■ Task requirements: Please report every line from the material that contains the word "pieniężnych".
──────
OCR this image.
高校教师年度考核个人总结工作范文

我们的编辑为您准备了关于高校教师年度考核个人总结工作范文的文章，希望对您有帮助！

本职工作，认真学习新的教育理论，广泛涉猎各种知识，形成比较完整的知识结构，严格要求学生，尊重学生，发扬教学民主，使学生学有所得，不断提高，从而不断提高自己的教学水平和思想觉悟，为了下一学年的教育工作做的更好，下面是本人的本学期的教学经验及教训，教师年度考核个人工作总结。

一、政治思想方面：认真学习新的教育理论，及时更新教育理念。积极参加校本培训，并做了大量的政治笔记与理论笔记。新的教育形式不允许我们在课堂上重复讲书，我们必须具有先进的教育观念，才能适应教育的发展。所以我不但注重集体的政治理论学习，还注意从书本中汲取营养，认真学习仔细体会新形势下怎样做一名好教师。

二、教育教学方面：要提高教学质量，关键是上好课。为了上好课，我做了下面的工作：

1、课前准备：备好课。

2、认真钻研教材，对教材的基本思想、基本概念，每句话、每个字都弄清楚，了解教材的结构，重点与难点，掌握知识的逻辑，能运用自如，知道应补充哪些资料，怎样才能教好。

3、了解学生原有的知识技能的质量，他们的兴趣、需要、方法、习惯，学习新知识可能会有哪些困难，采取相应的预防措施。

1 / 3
──────
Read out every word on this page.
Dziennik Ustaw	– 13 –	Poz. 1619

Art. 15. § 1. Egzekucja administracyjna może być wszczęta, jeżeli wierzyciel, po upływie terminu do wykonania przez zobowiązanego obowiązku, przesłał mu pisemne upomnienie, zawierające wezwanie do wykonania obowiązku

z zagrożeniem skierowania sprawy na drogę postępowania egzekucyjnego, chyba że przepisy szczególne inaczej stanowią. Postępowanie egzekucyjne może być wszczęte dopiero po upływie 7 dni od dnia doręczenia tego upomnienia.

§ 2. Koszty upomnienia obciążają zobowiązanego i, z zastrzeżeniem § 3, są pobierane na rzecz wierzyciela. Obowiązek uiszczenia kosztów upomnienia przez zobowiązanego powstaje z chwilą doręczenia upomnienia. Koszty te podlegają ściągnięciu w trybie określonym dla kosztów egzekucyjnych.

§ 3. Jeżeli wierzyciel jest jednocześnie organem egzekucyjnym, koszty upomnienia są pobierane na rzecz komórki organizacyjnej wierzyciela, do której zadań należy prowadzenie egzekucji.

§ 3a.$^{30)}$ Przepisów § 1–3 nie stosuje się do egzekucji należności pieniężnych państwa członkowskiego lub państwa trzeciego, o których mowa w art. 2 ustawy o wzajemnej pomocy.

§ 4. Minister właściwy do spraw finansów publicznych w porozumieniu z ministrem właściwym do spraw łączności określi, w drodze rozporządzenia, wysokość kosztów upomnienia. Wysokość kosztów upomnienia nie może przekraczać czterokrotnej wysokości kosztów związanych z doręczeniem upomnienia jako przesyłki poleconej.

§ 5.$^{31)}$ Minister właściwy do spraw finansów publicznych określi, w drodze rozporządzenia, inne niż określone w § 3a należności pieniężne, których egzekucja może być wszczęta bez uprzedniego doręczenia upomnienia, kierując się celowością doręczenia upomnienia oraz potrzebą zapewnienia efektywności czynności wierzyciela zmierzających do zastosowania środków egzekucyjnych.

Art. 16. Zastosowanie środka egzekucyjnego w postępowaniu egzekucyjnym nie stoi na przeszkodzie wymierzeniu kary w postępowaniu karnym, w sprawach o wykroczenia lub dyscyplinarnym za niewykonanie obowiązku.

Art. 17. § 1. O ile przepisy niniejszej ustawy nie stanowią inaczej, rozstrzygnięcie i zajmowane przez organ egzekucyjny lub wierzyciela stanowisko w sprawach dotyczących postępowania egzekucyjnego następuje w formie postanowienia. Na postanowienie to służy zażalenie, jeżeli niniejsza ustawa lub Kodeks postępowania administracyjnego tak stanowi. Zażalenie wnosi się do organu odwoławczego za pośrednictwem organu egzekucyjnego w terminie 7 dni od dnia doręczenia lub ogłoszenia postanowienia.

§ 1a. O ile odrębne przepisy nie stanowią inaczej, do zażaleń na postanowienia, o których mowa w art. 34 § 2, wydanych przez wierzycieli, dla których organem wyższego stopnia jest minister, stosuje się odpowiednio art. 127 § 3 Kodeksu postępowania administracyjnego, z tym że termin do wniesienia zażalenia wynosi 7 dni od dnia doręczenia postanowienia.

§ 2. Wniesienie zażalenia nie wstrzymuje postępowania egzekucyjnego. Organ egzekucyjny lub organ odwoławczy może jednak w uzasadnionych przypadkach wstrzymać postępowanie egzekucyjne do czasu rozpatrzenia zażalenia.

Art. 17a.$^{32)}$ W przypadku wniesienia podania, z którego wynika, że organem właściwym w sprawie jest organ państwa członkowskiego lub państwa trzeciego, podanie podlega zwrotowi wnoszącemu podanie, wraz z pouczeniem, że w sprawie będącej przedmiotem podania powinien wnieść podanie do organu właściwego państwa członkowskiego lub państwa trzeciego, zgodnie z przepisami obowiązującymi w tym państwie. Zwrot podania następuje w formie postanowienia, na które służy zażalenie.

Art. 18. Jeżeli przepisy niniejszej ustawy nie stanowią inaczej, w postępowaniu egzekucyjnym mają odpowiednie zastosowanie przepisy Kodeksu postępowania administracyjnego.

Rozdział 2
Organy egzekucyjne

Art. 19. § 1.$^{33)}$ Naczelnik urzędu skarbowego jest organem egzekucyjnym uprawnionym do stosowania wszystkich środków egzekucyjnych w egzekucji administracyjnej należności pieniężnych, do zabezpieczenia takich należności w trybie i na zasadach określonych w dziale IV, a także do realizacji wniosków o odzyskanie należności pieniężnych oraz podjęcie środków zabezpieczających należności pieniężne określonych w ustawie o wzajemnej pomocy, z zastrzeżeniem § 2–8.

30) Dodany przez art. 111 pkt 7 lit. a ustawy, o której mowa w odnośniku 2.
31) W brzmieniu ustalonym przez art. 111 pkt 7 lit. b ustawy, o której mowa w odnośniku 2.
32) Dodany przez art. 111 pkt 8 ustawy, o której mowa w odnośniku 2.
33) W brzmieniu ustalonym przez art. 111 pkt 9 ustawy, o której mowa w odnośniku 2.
──────
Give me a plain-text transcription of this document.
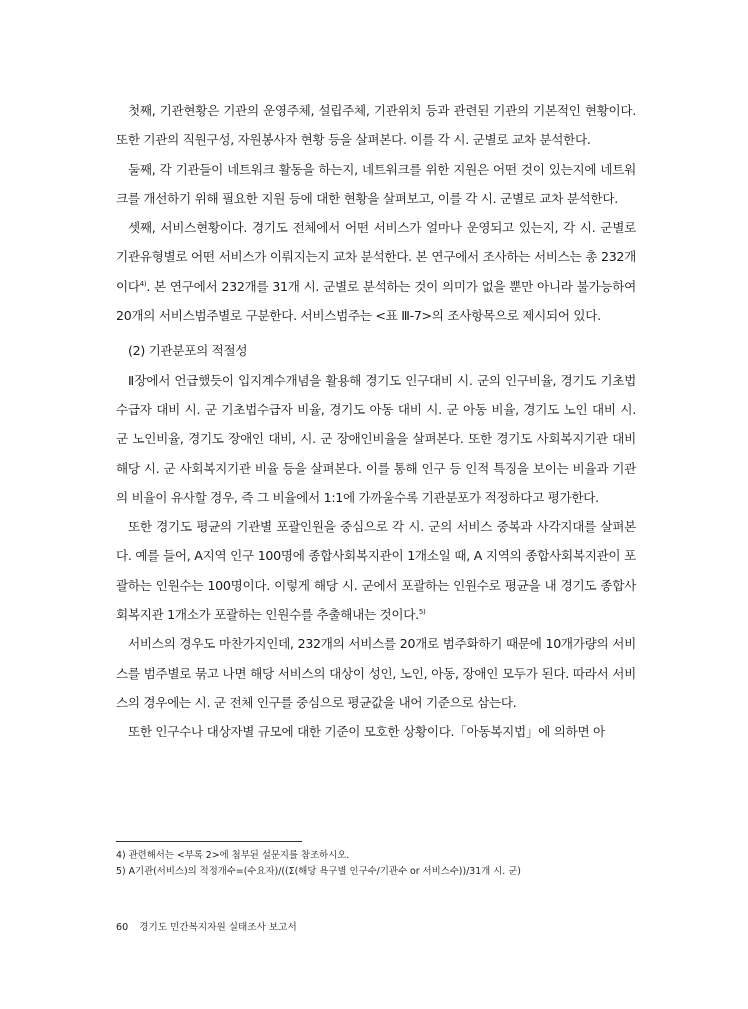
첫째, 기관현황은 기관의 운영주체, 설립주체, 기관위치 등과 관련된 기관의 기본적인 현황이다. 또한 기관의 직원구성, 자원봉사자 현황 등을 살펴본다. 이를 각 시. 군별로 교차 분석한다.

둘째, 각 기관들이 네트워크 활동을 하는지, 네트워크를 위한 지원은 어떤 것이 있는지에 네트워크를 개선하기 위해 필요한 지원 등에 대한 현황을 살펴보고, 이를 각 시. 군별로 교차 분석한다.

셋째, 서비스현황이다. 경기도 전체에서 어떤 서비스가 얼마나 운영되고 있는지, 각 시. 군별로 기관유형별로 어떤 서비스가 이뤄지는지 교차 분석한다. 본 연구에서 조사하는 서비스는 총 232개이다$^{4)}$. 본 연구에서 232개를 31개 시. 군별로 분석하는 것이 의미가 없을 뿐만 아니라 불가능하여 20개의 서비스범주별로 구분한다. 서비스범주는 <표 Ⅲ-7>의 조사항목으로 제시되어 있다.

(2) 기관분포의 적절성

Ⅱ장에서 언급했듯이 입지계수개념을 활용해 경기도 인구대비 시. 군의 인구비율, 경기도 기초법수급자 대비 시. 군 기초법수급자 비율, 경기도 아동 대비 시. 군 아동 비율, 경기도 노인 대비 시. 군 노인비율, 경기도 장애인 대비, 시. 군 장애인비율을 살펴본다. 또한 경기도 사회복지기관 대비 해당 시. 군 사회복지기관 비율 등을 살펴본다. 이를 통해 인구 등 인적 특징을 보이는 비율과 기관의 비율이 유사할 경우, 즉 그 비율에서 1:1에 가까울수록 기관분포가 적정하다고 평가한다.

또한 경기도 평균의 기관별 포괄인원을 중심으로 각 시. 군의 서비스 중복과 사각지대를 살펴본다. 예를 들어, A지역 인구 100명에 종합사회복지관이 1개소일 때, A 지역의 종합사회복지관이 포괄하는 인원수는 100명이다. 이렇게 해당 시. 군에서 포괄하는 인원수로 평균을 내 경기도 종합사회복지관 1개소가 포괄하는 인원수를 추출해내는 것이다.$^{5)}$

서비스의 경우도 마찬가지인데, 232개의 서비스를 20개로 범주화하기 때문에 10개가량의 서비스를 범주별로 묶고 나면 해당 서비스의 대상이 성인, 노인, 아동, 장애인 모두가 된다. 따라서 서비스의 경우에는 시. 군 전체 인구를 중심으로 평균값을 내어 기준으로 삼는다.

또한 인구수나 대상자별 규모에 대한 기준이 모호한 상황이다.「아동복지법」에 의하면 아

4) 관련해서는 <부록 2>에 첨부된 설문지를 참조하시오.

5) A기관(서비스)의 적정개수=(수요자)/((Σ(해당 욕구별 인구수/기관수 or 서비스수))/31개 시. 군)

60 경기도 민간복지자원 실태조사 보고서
──────
■ Reply to the task:
§ 3a.$^{30)}$ Przepisów § 1–3 nie stosuje się do egzekucji należności pieniężnych państwa członkowskiego lub państwa trzeciego, o których mowa w art. 2 ustawy o wzajemnej pomocy.
Art. 19. § 1.$^{33)}$ Naczelnik urzędu skarbowego jest organem egzekucyjnym uprawnionym do stosowania wszystkich środków egzekucyjnych w egzekucji administracyjnej należności pieniężnych, do zabezpieczenia takich należności w trybie i na zasadach określonych w dziale IV, a także do realizacji wniosków o odzyskanie należności pieniężnych oraz podjęcie środków zabezpieczających należności pieniężne określonych w ustawie o wzajemnej pomocy, z zastrzeżeniem § 2–8.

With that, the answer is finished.